[Start of Data for this task]
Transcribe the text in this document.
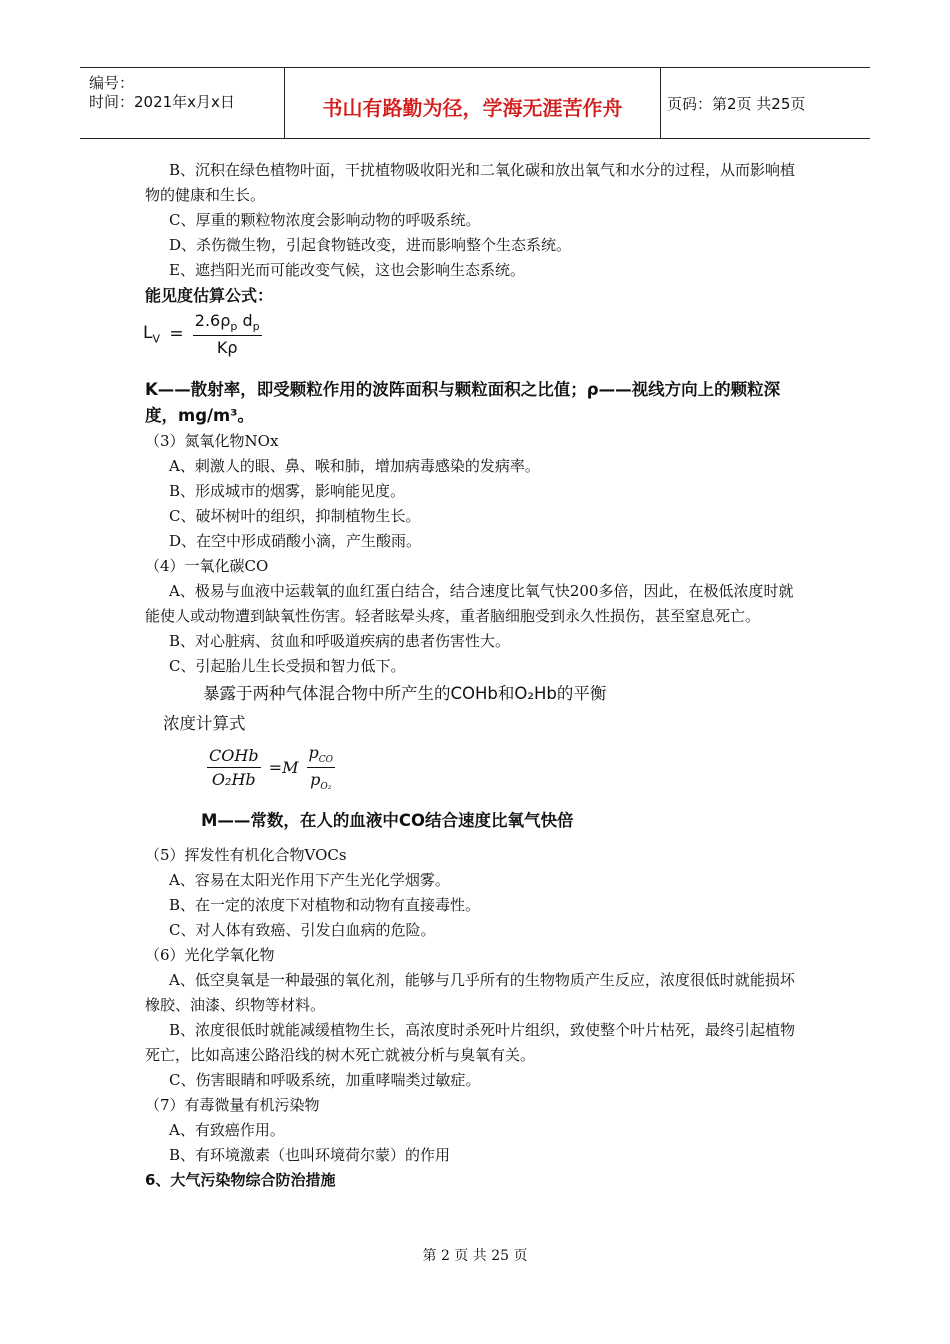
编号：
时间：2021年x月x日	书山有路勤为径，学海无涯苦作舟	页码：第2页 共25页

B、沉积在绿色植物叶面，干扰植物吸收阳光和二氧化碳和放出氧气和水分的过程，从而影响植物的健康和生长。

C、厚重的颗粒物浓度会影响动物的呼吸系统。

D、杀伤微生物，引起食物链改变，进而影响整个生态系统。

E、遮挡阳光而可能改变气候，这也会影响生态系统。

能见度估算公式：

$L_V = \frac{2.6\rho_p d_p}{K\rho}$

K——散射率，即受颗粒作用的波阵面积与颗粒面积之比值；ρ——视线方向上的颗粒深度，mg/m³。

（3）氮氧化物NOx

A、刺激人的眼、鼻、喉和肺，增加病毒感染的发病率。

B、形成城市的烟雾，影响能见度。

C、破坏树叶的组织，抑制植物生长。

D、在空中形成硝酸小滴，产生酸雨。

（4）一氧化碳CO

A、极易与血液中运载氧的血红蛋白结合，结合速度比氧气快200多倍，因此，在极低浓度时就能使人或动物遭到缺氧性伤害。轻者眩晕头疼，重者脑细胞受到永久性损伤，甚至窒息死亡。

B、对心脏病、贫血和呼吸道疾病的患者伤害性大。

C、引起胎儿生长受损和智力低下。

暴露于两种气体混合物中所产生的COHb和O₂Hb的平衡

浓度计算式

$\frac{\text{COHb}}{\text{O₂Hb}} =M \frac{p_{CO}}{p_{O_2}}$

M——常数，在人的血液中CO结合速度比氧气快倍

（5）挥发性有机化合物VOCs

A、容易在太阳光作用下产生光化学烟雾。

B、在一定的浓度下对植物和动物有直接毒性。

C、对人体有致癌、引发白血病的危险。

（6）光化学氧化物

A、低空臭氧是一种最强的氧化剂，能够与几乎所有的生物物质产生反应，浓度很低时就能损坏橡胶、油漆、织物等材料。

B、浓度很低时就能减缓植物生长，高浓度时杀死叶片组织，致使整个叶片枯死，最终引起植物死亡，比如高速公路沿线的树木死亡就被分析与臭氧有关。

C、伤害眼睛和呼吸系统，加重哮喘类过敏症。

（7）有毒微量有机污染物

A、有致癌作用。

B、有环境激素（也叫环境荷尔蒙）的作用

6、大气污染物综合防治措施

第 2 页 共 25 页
[End of Data for this task]
_Prompt_
An exact transcription of all the entries is required, without the pictures.

_Solution for this problem_
Transcribe the text in this document.
编号：
时间：2021年x月x日	书山有路勤为径，学海无涯苦作舟	页码：第2页 共25页

B、沉积在绿色植物叶面，干扰植物吸收阳光和二氧化碳和放出氧气和水分的过程，从而影响植物的健康和生长。

C、厚重的颗粒物浓度会影响动物的呼吸系统。

D、杀伤微生物，引起食物链改变，进而影响整个生态系统。

E、遮挡阳光而可能改变气候，这也会影响生态系统。

能见度估算公式：

$L_V = \frac{2.6\rho_p d_p}{K\rho}$

K——散射率，即受颗粒作用的波阵面积与颗粒面积之比值；ρ——视线方向上的颗粒深度，mg/m³。

（3）氮氧化物NOx

A、刺激人的眼、鼻、喉和肺，增加病毒感染的发病率。

B、形成城市的烟雾，影响能见度。

C、破坏树叶的组织，抑制植物生长。

D、在空中形成硝酸小滴，产生酸雨。

（4）一氧化碳CO

A、极易与血液中运载氧的血红蛋白结合，结合速度比氧气快200多倍，因此，在极低浓度时就能使人或动物遭到缺氧性伤害。轻者眩晕头疼，重者脑细胞受到永久性损伤，甚至窒息死亡。

B、对心脏病、贫血和呼吸道疾病的患者伤害性大。

C、引起胎儿生长受损和智力低下。

暴露于两种气体混合物中所产生的COHb和O₂Hb的平衡

浓度计算式

$\frac{\text{COHb}}{\text{O₂Hb}} =M \frac{p_{CO}}{p_{O_2}}$

M——常数，在人的血液中CO结合速度比氧气快倍

（5）挥发性有机化合物VOCs

A、容易在太阳光作用下产生光化学烟雾。

B、在一定的浓度下对植物和动物有直接毒性。

C、对人体有致癌、引发白血病的危险。

（6）光化学氧化物

A、低空臭氧是一种最强的氧化剂，能够与几乎所有的生物物质产生反应，浓度很低时就能损坏橡胶、油漆、织物等材料。

B、浓度很低时就能减缓植物生长，高浓度时杀死叶片组织，致使整个叶片枯死，最终引起植物死亡，比如高速公路沿线的树木死亡就被分析与臭氧有关。

C、伤害眼睛和呼吸系统，加重哮喘类过敏症。

（7）有毒微量有机污染物

A、有致癌作用。

B、有环境激素（也叫环境荷尔蒙）的作用

6、大气污染物综合防治措施

第 2 页 共 25 页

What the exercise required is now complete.